§ Your instructions
Filter the records below and copy every line containing the word "right".

--- Information given ---

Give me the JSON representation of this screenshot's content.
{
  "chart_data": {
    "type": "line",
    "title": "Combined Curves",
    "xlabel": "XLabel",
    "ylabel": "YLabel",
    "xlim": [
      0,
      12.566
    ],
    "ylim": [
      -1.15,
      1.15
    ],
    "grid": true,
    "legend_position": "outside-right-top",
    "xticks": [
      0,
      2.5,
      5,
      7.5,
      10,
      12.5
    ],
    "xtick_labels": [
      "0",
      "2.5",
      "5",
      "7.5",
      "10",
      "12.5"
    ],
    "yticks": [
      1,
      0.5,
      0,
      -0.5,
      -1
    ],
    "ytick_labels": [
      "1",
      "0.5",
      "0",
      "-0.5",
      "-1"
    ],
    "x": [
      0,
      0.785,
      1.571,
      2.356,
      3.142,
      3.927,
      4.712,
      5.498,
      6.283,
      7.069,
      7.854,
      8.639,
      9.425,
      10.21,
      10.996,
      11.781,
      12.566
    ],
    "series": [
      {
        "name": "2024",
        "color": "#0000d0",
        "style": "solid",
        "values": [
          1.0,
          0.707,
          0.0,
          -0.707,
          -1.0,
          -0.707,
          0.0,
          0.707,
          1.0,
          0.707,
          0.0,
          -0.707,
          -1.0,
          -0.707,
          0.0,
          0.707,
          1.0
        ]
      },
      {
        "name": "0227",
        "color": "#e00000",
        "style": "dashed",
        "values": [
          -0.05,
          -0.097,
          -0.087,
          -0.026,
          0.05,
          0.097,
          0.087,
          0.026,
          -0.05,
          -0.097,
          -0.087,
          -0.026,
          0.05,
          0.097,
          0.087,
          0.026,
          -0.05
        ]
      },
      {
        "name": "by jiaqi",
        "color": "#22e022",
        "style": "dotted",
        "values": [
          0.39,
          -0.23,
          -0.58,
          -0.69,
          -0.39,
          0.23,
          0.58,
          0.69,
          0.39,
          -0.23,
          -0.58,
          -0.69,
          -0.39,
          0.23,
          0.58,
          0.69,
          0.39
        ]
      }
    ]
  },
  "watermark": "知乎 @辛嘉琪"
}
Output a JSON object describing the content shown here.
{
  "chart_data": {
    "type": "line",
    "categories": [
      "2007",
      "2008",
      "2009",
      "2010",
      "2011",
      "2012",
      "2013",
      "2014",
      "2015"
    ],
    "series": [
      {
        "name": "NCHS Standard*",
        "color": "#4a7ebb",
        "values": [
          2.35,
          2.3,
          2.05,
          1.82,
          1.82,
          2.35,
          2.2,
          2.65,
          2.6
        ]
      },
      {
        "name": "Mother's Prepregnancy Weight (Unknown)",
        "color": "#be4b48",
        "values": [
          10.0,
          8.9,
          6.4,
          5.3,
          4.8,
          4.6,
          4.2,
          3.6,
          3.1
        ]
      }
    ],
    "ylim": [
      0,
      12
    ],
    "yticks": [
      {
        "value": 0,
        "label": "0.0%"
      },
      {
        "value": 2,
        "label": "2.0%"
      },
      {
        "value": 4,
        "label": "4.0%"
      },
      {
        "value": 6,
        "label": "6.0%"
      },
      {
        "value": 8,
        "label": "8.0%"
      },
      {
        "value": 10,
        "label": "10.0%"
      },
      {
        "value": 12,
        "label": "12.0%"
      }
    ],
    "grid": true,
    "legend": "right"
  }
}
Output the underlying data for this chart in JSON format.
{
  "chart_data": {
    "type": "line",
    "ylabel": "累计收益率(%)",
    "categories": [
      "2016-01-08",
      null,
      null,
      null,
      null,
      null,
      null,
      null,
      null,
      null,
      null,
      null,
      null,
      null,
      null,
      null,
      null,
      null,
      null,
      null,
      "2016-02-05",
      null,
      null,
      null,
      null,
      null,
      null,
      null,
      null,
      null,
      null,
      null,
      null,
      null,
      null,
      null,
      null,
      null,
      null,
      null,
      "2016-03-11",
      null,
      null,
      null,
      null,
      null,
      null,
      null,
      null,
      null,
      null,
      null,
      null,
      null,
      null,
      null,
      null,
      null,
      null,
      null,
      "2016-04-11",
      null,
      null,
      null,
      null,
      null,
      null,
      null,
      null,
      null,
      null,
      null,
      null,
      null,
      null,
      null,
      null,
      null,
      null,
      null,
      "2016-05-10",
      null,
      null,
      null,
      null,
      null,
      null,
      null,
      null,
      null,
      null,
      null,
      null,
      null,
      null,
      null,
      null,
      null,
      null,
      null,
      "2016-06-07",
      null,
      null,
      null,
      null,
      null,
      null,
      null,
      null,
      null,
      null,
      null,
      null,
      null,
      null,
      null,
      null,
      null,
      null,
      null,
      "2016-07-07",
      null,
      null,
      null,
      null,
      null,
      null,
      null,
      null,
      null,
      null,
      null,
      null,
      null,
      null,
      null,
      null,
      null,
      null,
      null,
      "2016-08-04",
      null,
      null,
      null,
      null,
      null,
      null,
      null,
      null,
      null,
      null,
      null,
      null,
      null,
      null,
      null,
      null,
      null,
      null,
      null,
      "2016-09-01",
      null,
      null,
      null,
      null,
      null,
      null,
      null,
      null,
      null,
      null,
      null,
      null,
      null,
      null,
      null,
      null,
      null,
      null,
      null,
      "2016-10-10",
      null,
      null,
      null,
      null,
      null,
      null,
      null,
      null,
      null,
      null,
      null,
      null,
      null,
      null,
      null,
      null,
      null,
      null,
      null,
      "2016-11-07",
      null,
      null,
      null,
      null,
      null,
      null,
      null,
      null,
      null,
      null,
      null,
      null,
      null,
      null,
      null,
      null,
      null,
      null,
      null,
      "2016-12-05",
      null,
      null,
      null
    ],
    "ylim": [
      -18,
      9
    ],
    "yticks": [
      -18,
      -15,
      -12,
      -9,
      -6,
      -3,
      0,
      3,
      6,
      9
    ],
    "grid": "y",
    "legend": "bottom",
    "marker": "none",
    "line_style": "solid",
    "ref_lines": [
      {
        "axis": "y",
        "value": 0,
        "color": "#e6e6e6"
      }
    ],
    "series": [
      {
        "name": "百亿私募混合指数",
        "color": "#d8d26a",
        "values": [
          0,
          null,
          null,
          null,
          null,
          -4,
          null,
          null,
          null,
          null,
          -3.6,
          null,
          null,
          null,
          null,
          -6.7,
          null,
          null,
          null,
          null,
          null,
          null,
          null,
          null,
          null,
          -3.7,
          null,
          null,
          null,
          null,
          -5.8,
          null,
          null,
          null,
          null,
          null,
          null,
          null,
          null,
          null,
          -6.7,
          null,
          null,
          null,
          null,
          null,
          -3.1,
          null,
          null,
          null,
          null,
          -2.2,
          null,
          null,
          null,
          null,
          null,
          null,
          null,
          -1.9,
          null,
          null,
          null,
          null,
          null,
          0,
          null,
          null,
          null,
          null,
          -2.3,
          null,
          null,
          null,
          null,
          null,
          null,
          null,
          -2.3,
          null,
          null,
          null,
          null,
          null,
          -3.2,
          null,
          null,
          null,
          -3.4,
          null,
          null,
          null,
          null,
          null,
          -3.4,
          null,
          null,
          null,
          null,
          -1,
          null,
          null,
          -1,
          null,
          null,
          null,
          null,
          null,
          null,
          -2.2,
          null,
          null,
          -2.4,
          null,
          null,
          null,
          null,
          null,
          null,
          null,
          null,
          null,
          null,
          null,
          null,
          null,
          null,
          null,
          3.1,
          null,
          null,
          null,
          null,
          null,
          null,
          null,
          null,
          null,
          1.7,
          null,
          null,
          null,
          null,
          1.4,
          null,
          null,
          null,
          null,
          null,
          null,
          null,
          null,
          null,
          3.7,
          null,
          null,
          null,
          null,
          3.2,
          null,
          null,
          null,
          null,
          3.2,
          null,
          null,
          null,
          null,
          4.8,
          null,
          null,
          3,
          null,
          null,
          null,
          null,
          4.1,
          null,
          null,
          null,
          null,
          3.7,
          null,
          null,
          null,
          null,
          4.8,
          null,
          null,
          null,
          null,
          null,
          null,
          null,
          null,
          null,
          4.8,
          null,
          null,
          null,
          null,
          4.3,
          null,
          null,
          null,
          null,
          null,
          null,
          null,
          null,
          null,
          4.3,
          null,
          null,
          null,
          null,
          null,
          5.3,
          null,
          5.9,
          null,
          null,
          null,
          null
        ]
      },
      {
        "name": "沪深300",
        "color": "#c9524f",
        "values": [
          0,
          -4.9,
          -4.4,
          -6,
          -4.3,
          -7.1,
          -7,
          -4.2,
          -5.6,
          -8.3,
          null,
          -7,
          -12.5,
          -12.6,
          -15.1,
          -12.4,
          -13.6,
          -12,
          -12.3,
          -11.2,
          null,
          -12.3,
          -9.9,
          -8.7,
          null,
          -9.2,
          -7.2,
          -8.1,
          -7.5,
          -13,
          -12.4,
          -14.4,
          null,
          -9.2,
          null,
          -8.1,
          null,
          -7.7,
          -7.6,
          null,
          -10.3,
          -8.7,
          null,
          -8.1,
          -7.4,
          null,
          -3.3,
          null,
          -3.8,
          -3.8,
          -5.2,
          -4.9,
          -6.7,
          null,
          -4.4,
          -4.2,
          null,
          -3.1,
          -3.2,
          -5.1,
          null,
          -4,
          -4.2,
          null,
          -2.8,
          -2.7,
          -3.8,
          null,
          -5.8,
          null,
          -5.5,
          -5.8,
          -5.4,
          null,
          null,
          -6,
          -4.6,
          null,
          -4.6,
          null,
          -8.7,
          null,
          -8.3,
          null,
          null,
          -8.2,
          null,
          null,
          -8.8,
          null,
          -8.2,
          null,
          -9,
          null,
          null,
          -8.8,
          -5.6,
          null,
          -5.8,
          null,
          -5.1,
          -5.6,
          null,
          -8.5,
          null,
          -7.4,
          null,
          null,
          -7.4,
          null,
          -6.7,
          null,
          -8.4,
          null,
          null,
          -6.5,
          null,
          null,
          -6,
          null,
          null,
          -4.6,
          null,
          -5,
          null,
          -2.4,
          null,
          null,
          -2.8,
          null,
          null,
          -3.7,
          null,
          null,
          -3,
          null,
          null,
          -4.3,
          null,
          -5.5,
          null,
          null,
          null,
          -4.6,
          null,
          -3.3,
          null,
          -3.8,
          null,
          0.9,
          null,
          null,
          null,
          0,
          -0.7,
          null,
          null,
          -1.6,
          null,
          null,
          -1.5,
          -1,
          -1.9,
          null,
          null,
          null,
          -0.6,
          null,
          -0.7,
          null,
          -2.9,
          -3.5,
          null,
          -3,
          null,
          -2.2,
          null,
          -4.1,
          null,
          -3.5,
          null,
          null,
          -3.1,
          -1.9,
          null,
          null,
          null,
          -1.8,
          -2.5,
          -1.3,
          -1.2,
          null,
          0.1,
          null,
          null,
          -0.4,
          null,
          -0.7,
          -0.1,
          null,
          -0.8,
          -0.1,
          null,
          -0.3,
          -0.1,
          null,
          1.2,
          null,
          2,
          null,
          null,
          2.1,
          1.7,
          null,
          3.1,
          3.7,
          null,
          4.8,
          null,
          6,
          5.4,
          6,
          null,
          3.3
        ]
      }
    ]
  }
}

---

§ Answer for this exercise
    "legend_position": "outside-right-top",
    "legend": "right"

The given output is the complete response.